INSTRUCTION: Reproduce all of the data below without alteration; exclude every picture.

#### DATA SUPPLIED ####

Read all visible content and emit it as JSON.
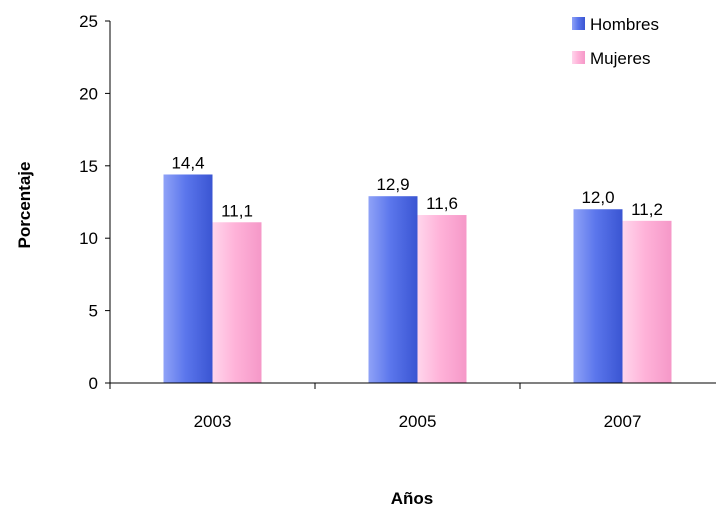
{
  "chart_data": {
    "type": "bar",
    "title": "",
    "xlabel": "Años",
    "ylabel": "Porcentaje",
    "categories": [
      "2003",
      "2005",
      "2007"
    ],
    "ylim": [
      0,
      25
    ],
    "yticks": [
      0,
      5,
      10,
      15,
      20,
      25
    ],
    "grid": false,
    "legend_position": "top-right",
    "series": [
      {
        "name": "Hombres",
        "values": [
          14.4,
          12.9,
          12.0
        ],
        "labels": [
          "14,4",
          "12,9",
          "12,0"
        ],
        "color": "#5b76ec"
      },
      {
        "name": "Mujeres",
        "values": [
          11.1,
          11.6,
          11.2
        ],
        "labels": [
          "11,1",
          "11,6",
          "11,2"
        ],
        "color": "#ffb3d9"
      }
    ]
  }
}
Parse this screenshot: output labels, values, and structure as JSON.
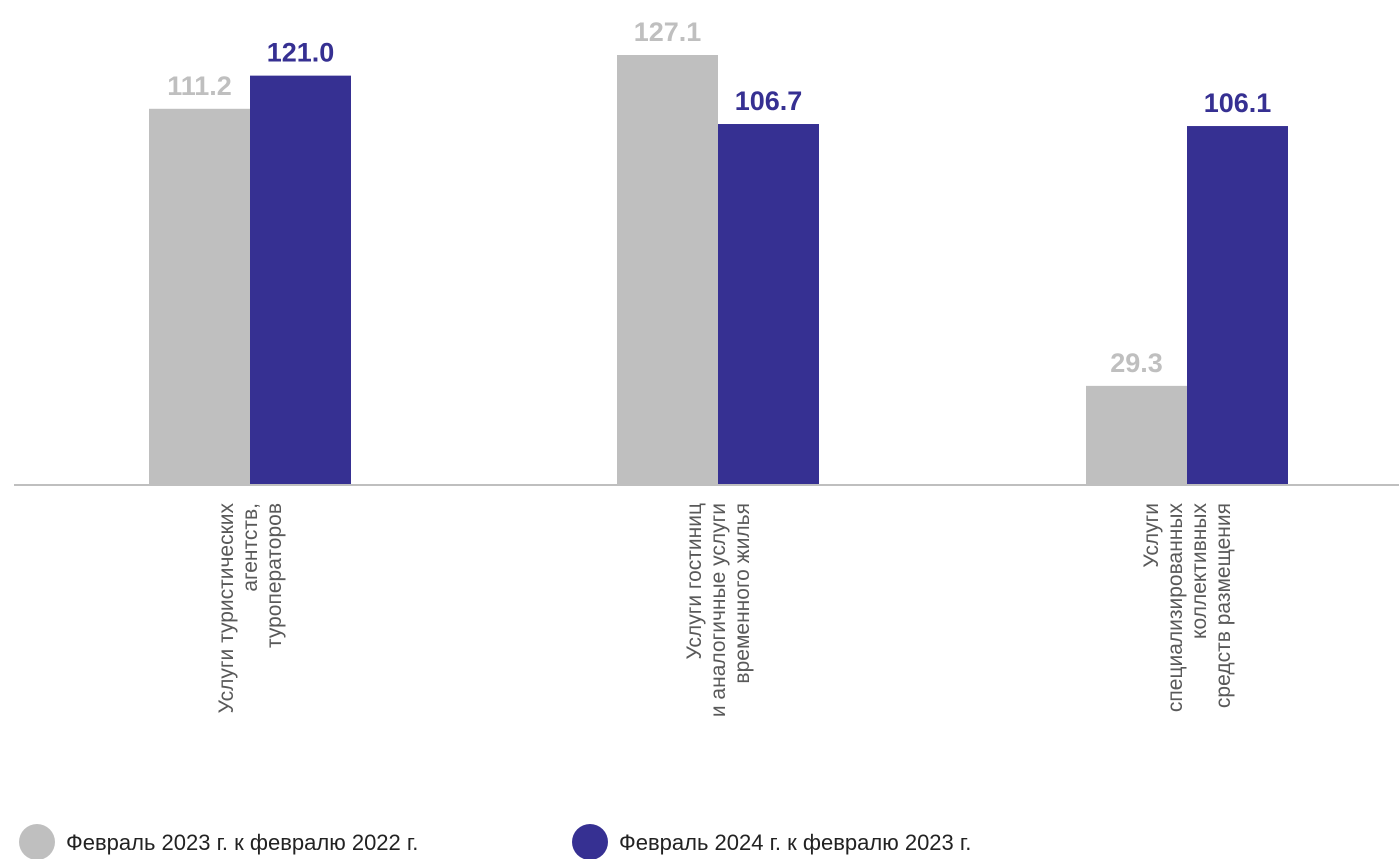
{
  "chart_data": {
    "type": "bar",
    "categories": [
      [
        "Услуги туристических",
        "агентств,",
        "туроператоров"
      ],
      [
        "Услуги гостиниц",
        "и аналогичные услуги",
        "временного жилья"
      ],
      [
        "Услуги",
        "специализированных",
        "коллективных",
        "средств размещения"
      ]
    ],
    "series": [
      {
        "name": "Февраль 2023 г. к февралю 2022 г.",
        "values": [
          111.2,
          127.1,
          29.3
        ],
        "labels": [
          "111.2",
          "127.1",
          "29.3"
        ],
        "color": "#bfbfbf"
      },
      {
        "name": "Февраль 2024 г. к февралю 2023 г.",
        "values": [
          121.0,
          106.7,
          106.1
        ],
        "labels": [
          "121.0",
          "106.7",
          "106.1"
        ],
        "color": "#363092"
      }
    ],
    "ylim": [
      0,
      132
    ],
    "grid": false,
    "legend": "bottom-left",
    "axis_color": "#bfbfbf"
  }
}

####

EXERCISE OUTPUT:
Read all visible content and emit it as JSON.
{
  "chart_data": {
    "type": "bar",
    "title": "",
    "xlabel": "Años",
    "ylabel": "Porcentaje",
    "categories": [
      "2003",
      "2005",
      "2007"
    ],
    "ylim": [
      0,
      25
    ],
    "yticks": [
      0,
      5,
      10,
      15,
      20,
      25
    ],
    "grid": false,
    "legend_position": "top-right",
    "series": [
      {
        "name": "Hombres",
        "values": [
          14.4,
          12.9,
          12.0
        ],
        "labels": [
          "14,4",
          "12,9",
          "12,0"
        ],
        "color": "#5b76ec"
      },
      {
        "name": "Mujeres",
        "values": [
          11.1,
          11.6,
          11.2
        ],
        "labels": [
          "11,1",
          "11,6",
          "11,2"
        ],
        "color": "#ffb3d9"
      }
    ]
  }
}
Parse this screenshot: output labels, values, and structure as JSON.
{
  "chart_data": {
    "type": "bar",
    "categories": [
      [
        "Услуги туристических",
        "агентств,",
        "туроператоров"
      ],
      [
        "Услуги гостиниц",
        "и аналогичные услуги",
        "временного жилья"
      ],
      [
        "Услуги",
        "специализированных",
        "коллективных",
        "средств размещения"
      ]
    ],
    "series": [
      {
        "name": "Февраль 2023 г. к февралю 2022 г.",
        "values": [
          111.2,
          127.1,
          29.3
        ],
        "labels": [
          "111.2",
          "127.1",
          "29.3"
        ],
        "color": "#bfbfbf"
      },
      {
        "name": "Февраль 2024 г. к февралю 2023 г.",
        "values": [
          121.0,
          106.7,
          106.1
        ],
        "labels": [
          "121.0",
          "106.7",
          "106.1"
        ],
        "color": "#363092"
      }
    ],
    "ylim": [
      0,
      132
    ],
    "grid": false,
    "legend": "bottom-left",
    "axis_color": "#bfbfbf"
  }
}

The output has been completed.